#### WORK TO BE COMPLETED
Search the data for the string "anges" and gather each line it is in.

#### DATASET RECORDS
....................
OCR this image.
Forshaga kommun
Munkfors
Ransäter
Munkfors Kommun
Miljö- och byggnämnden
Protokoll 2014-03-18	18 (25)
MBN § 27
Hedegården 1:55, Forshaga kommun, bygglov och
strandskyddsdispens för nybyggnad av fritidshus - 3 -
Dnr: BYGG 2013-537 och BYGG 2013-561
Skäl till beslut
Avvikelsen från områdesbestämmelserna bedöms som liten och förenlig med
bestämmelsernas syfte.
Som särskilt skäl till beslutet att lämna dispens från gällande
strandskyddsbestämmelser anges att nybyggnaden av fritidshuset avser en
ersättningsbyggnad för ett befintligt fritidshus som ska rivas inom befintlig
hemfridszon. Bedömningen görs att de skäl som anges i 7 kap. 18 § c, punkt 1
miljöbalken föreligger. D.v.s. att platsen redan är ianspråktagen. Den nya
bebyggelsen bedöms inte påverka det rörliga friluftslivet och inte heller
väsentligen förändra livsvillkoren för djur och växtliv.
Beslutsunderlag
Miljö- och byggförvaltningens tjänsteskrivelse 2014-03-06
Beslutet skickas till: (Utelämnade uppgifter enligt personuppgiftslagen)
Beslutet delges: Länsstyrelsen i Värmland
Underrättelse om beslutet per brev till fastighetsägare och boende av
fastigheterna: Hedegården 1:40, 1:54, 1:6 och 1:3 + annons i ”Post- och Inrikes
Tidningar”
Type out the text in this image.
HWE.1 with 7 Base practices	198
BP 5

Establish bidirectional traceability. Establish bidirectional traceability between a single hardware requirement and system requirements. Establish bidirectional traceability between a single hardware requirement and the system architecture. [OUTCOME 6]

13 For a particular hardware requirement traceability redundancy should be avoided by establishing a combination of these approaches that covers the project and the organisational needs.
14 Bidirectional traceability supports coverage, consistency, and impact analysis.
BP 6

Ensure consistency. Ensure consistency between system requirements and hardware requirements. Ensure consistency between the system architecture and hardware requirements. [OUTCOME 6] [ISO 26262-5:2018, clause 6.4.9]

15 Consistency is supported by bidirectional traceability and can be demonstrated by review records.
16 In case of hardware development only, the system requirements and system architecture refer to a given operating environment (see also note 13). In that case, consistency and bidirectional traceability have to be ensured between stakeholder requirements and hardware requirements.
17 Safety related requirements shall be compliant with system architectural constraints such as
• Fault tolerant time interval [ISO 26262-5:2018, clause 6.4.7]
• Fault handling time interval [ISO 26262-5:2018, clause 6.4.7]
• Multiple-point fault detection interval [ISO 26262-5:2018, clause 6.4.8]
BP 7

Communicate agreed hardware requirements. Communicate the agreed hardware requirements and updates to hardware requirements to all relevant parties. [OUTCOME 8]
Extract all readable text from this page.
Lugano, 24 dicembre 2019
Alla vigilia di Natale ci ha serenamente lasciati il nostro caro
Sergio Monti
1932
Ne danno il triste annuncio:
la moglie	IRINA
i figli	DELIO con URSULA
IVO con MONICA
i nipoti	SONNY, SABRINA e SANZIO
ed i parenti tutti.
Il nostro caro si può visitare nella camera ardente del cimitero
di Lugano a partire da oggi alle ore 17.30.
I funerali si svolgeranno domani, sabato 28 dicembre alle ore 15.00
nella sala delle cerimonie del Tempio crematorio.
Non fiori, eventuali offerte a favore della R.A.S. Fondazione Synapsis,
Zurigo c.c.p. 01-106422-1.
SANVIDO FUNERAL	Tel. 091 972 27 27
....................
#### ANSWER
strandskyddsbestämmelser anges att nybyggnaden av fritidshuset avser en
hemfridszon. Bedömningen görs att de skäl som anges i 7 kap. 18 § c, punkt 1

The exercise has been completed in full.